### QUOTED PASSAGE

Appeal from the Order of the Unemployment Compensation Board of Review in case of In Re: Claim of Frank R. Dennis, Jr., No. B-170051.
Richard L. Orwig, with him William W. Runyeon, of Edelman, Saylor, Malsnee and Orwig, for petitioner.
Charles G. Hasson, Assistant Attorney General, with him Richard Wagner, Chief Counsel and Edward G. Biester, Jr., Attorney General, for respondent.
Judges Mencer, Craig and Williams, Jr., sitting as a panel of three. Opinion by Judge Craig.
[ 50 Pa. Commw. Page 413]
Petitioner W. R. Grace (employer) appeals from the decision of the Unemployment Compensation Board of Review which affirmed the referee's award of unemployment benefits to Frank R. Dennis, Jr. (claimant).
Under employer's company policy, employees accumulate one (1) point for each day of absence, and one-half (1/2) point for each occasion of late arrival or early departure; the policy does not differentiate absence due to illness from absence for any other cause. Employees who accumulate thirteen points within any calendar year are subject to discharge.

### INSTRUCTION 1
In the court opinion, why would days an employee missed due to illness still count toward discharge under the employer's policy? Answer in one to three sentences.
The court opinion and the records are unrelated to each other.

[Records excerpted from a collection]
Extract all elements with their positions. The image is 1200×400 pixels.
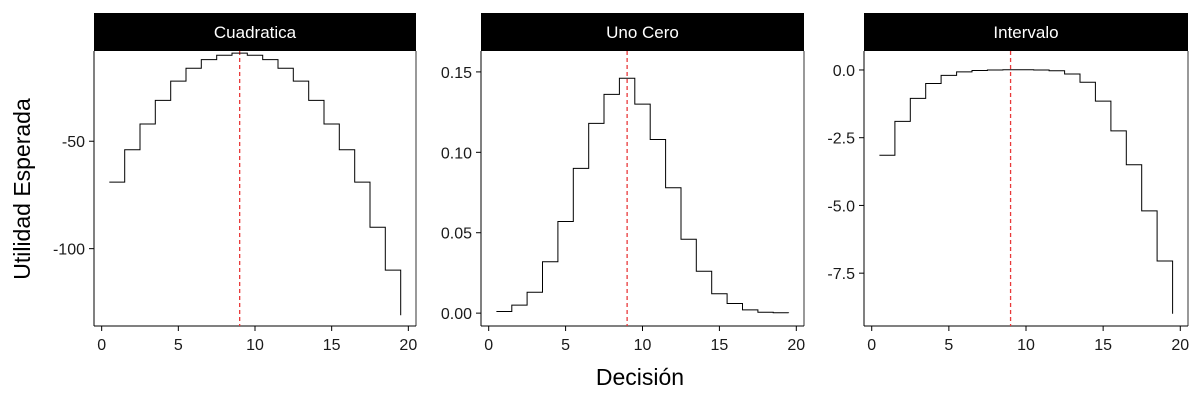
facet-strip xyxy=(94,13,416,51)
x-tick-label: 5 xyxy=(174,337,183,354)
x-tick-label: 15 xyxy=(323,337,341,354)
x-tick-label: 10 xyxy=(246,337,264,354)
y-tick-label: -2.5 xyxy=(827,131,855,148)
facet-strip-label: Uno Cero xyxy=(606,23,679,42)
y-tick-label: 0.00 xyxy=(441,306,472,323)
x-tick-label: 0 xyxy=(97,337,106,354)
panel-3: Intervalo 0 5 10 15 20 0.0 -2.5 -5.0 -7.5 xyxy=(827,13,1189,354)
x-tick-label: 0 xyxy=(867,337,876,354)
y-tick-label: -100 xyxy=(53,242,85,259)
x-axis-title: Decisión xyxy=(596,364,684,390)
x-tick-label: 20 xyxy=(1171,337,1189,354)
x-tick-label: 0 xyxy=(484,337,493,354)
y-tick-label: 0.05 xyxy=(441,226,472,243)
y-axis-title: Utilidad Esperada xyxy=(9,98,35,280)
x-tick-label: 5 xyxy=(944,337,953,354)
facet-strip xyxy=(481,13,804,51)
y-tick-label: -7.5 xyxy=(827,266,855,283)
x-tick-label: 10 xyxy=(634,337,652,354)
facet-strip-label: Cuadratica xyxy=(214,23,297,42)
x-tick-label: 15 xyxy=(1094,337,1112,354)
facet-strip-label: Intervalo xyxy=(993,23,1058,42)
chart-panels: Cuadratica 0 5 10 15 20 -50 -100 Uno Cero 0 5 10 15 2… xyxy=(53,13,1189,354)
x-tick-label: 10 xyxy=(1017,337,1035,354)
x-tick-label: 5 xyxy=(561,337,570,354)
panel-1: Cuadratica 0 5 10 15 20 -50 -100 xyxy=(53,13,417,354)
y-tick-label: 0.15 xyxy=(441,65,472,82)
step-series-line xyxy=(879,69,1174,314)
y-tick-label: 0.10 xyxy=(441,145,472,162)
panel-2: Uno Cero 0 5 10 15 20 0.15 0.10 0.05 0.00 xyxy=(441,13,805,354)
x-tick-label: 20 xyxy=(787,337,805,354)
x-tick-label: 20 xyxy=(399,337,417,354)
x-tick-label: 15 xyxy=(711,337,729,354)
y-tick-label: 0.0 xyxy=(833,63,855,80)
step-series-line xyxy=(496,77,790,314)
facet-strip xyxy=(864,13,1188,51)
y-tick-label: -5.0 xyxy=(827,198,855,215)
y-tick-label: -50 xyxy=(62,134,85,151)
step-series-line xyxy=(109,52,402,316)
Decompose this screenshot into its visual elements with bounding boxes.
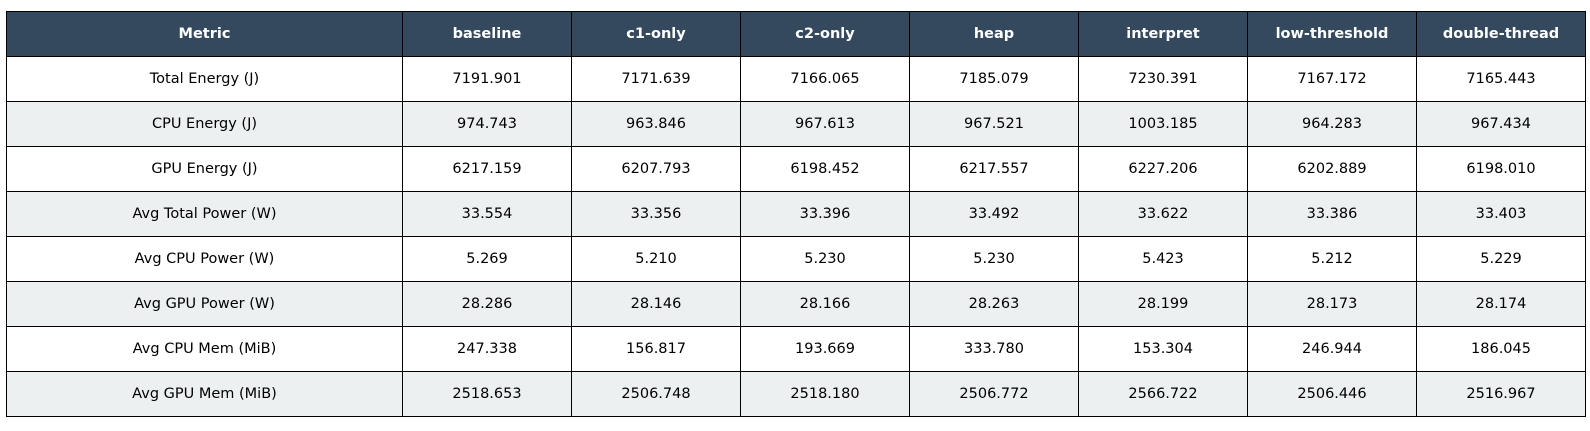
value-cell: 7191.901: [402, 56, 572, 102]
value-cell: 186.045: [1416, 326, 1586, 372]
value-cell: 6217.557: [909, 146, 1079, 192]
value-cell: 964.283: [1247, 101, 1417, 147]
row-label-cell: Total Energy (J): [6, 56, 403, 102]
row-label-cell: CPU Energy (J): [6, 101, 403, 147]
value-cell: 2516.967: [1416, 371, 1586, 417]
table-row: Avg CPU Mem (MiB) 247.338 156.817 193.669 33…: [6, 326, 1586, 372]
column-header-double-thread: double-thread: [1416, 11, 1586, 57]
value-cell: 2518.180: [740, 371, 910, 417]
value-cell: 2506.772: [909, 371, 1079, 417]
row-label-cell: GPU Energy (J): [6, 146, 403, 192]
table-row: Avg GPU Power (W) 28.286 28.146 28.166 28.26…: [6, 281, 1586, 327]
value-cell: 28.286: [402, 281, 572, 327]
row-label-cell: Avg GPU Power (W): [6, 281, 403, 327]
value-cell: 963.846: [571, 101, 741, 147]
value-cell: 7230.391: [1078, 56, 1248, 102]
column-header-metric: Metric: [6, 11, 403, 57]
row-label-cell: Avg CPU Mem (MiB): [6, 326, 403, 372]
table-header: Metric baseline c1-only c2-only heap interpre…: [6, 11, 1586, 57]
value-cell: 967.521: [909, 101, 1079, 147]
value-cell: 7171.639: [571, 56, 741, 102]
value-cell: 33.356: [571, 191, 741, 237]
value-cell: 33.386: [1247, 191, 1417, 237]
value-cell: 5.229: [1416, 236, 1586, 282]
value-cell: 28.173: [1247, 281, 1417, 327]
value-cell: 974.743: [402, 101, 572, 147]
value-cell: 967.613: [740, 101, 910, 147]
value-cell: 6227.206: [1078, 146, 1248, 192]
value-cell: 6198.452: [740, 146, 910, 192]
value-cell: 28.199: [1078, 281, 1248, 327]
value-cell: 33.622: [1078, 191, 1248, 237]
value-cell: 5.210: [571, 236, 741, 282]
table-row: Total Energy (J) 7191.901 7171.639 7166.065…: [6, 56, 1586, 102]
value-cell: 6198.010: [1416, 146, 1586, 192]
value-cell: 5.423: [1078, 236, 1248, 282]
value-cell: 28.166: [740, 281, 910, 327]
value-cell: 2566.722: [1078, 371, 1248, 417]
table-row: GPU Energy (J) 6217.159 6207.793 6198.452 62…: [6, 146, 1586, 192]
row-label-cell: Avg Total Power (W): [6, 191, 403, 237]
metrics-table-container: Metric baseline c1-only c2-only heap interpre…: [6, 11, 1586, 417]
value-cell: 2506.446: [1247, 371, 1417, 417]
value-cell: 2506.748: [571, 371, 741, 417]
table-row: CPU Energy (J) 974.743 963.846 967.613 967.5…: [6, 101, 1586, 147]
table-body: Total Energy (J) 7191.901 7171.639 7166.065…: [6, 56, 1586, 417]
column-header-c1-only: c1-only: [571, 11, 741, 57]
table-row: Avg GPU Mem (MiB) 2518.653 2506.748 2518.18…: [6, 371, 1586, 417]
value-cell: 5.230: [909, 236, 1079, 282]
value-cell: 156.817: [571, 326, 741, 372]
value-cell: 5.212: [1247, 236, 1417, 282]
value-cell: 28.174: [1416, 281, 1586, 327]
value-cell: 7166.065: [740, 56, 910, 102]
value-cell: 6217.159: [402, 146, 572, 192]
value-cell: 6202.889: [1247, 146, 1417, 192]
value-cell: 5.269: [402, 236, 572, 282]
value-cell: 1003.185: [1078, 101, 1248, 147]
column-header-low-threshold: low-threshold: [1247, 11, 1417, 57]
value-cell: 7165.443: [1416, 56, 1586, 102]
value-cell: 193.669: [740, 326, 910, 372]
value-cell: 7185.079: [909, 56, 1079, 102]
value-cell: 333.780: [909, 326, 1079, 372]
column-header-interpret: interpret: [1078, 11, 1248, 57]
value-cell: 7167.172: [1247, 56, 1417, 102]
row-label-cell: Avg GPU Mem (MiB): [6, 371, 403, 417]
value-cell: 33.554: [402, 191, 572, 237]
value-cell: 246.944: [1247, 326, 1417, 372]
value-cell: 33.492: [909, 191, 1079, 237]
row-label-cell: Avg CPU Power (W): [6, 236, 403, 282]
value-cell: 28.263: [909, 281, 1079, 327]
value-cell: 2518.653: [402, 371, 572, 417]
table-row: Avg CPU Power (W) 5.269 5.210 5.230 5.230 5.4…: [6, 236, 1586, 282]
header-row: Metric baseline c1-only c2-only heap interpre…: [6, 11, 1586, 57]
metrics-table: Metric baseline c1-only c2-only heap interpre…: [6, 11, 1586, 417]
column-header-baseline: baseline: [402, 11, 572, 57]
value-cell: 153.304: [1078, 326, 1248, 372]
value-cell: 28.146: [571, 281, 741, 327]
column-header-heap: heap: [909, 11, 1079, 57]
table-row: Avg Total Power (W) 33.554 33.356 33.396 33.…: [6, 191, 1586, 237]
value-cell: 247.338: [402, 326, 572, 372]
value-cell: 33.396: [740, 191, 910, 237]
value-cell: 5.230: [740, 236, 910, 282]
column-header-c2-only: c2-only: [740, 11, 910, 57]
value-cell: 33.403: [1416, 191, 1586, 237]
value-cell: 6207.793: [571, 146, 741, 192]
value-cell: 967.434: [1416, 101, 1586, 147]
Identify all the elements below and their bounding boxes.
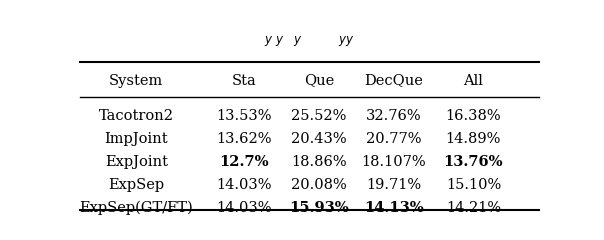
Text: 15.93%: 15.93% <box>289 201 349 215</box>
Text: System: System <box>109 73 164 88</box>
Text: $\mathit{y\ y\ \ \ y\ \ \ \ \ \ \ \ \ \ yy}$: $\mathit{y\ y\ \ \ y\ \ \ \ \ \ \ \ \ \ … <box>264 34 355 48</box>
Text: 14.21%: 14.21% <box>446 201 501 215</box>
Text: 14.13%: 14.13% <box>364 201 423 215</box>
Text: 13.62%: 13.62% <box>216 132 272 146</box>
Text: 14.03%: 14.03% <box>216 201 272 215</box>
Text: 18.86%: 18.86% <box>291 155 347 169</box>
Text: 16.38%: 16.38% <box>446 109 501 123</box>
Text: 14.89%: 14.89% <box>446 132 501 146</box>
Text: Tacotron2: Tacotron2 <box>99 109 174 123</box>
Text: 20.08%: 20.08% <box>291 178 347 192</box>
Text: 18.107%: 18.107% <box>362 155 426 169</box>
Text: Que: Que <box>304 73 334 88</box>
Text: All: All <box>463 73 483 88</box>
Text: 15.10%: 15.10% <box>446 178 501 192</box>
Text: 25.52%: 25.52% <box>291 109 347 123</box>
Text: DecQue: DecQue <box>364 73 423 88</box>
Text: ImpJoint: ImpJoint <box>104 132 168 146</box>
Text: 14.03%: 14.03% <box>216 178 272 192</box>
Text: ExpSep: ExpSep <box>108 178 164 192</box>
Text: Sta: Sta <box>232 73 256 88</box>
Text: 32.76%: 32.76% <box>366 109 422 123</box>
Text: 20.77%: 20.77% <box>366 132 422 146</box>
Text: ExpJoint: ExpJoint <box>105 155 168 169</box>
Text: 19.71%: 19.71% <box>366 178 422 192</box>
Text: 20.43%: 20.43% <box>291 132 347 146</box>
Text: 13.76%: 13.76% <box>443 155 503 169</box>
Text: 12.7%: 12.7% <box>219 155 269 169</box>
Text: 13.53%: 13.53% <box>216 109 272 123</box>
Text: ExpSep(GT/FT): ExpSep(GT/FT) <box>80 201 193 215</box>
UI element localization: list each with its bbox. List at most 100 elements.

### INSTRUCTION 2
In the records, swap "value-cell" for "number-cell" in the lines from the line with "value-cell: 7191.901: [402, 56, 572, 102]" up to and including the line with "value-cell: 6227.206: [1078, 146, 1248, 192]". Change nothing else, and return only those lines.

### EXERCISE OUTPUT 1
Under the policy, each day of absence adds one point, and absence due to illness is treated the same as absence for any other cause. Because employees who reach thirteen points within a calendar year are subject to discharge, sick days count toward that total like any other absence.

### EXERCISE OUTPUT 2
number-cell: 7191.901: [402, 56, 572, 102]
number-cell: 186.045: [1416, 326, 1586, 372]
number-cell: 6217.557: [909, 146, 1079, 192]
number-cell: 964.283: [1247, 101, 1417, 147]
row-label-cell: Total Energy (J): [6, 56, 403, 102]
row-label-cell: CPU Energy (J): [6, 101, 403, 147]
number-cell: 2516.967: [1416, 371, 1586, 417]
table-row: Avg CPU Mem (MiB) 247.338 156.817 193.669 33…: [6, 326, 1586, 372]
column-header-double-thread: double-thread: [1416, 11, 1586, 57]
number-cell: 2518.180: [740, 371, 910, 417]
number-cell: 2506.772: [909, 371, 1079, 417]
row-label-cell: GPU Energy (J): [6, 146, 403, 192]
table-row: Avg GPU Power (W) 28.286 28.146 28.166 28.26…: [6, 281, 1586, 327]
number-cell: 28.286: [402, 281, 572, 327]
row-label-cell: Avg GPU Power (W): [6, 281, 403, 327]
number-cell: 963.846: [571, 101, 741, 147]
number-cell: 7230.391: [1078, 56, 1248, 102]
column-header-metric: Metric: [6, 11, 403, 57]
row-label-cell: Avg CPU Mem (MiB): [6, 326, 403, 372]
table-header: Metric baseline c1-only c2-only heap interpre…: [6, 11, 1586, 57]
number-cell: 967.521: [909, 101, 1079, 147]
number-cell: 7171.639: [571, 56, 741, 102]
number-cell: 33.356: [571, 191, 741, 237]
number-cell: 33.386: [1247, 191, 1417, 237]
number-cell: 5.229: [1416, 236, 1586, 282]
number-cell: 28.173: [1247, 281, 1417, 327]
number-cell: 974.743: [402, 101, 572, 147]
number-cell: 967.613: [740, 101, 910, 147]
number-cell: 6227.206: [1078, 146, 1248, 192]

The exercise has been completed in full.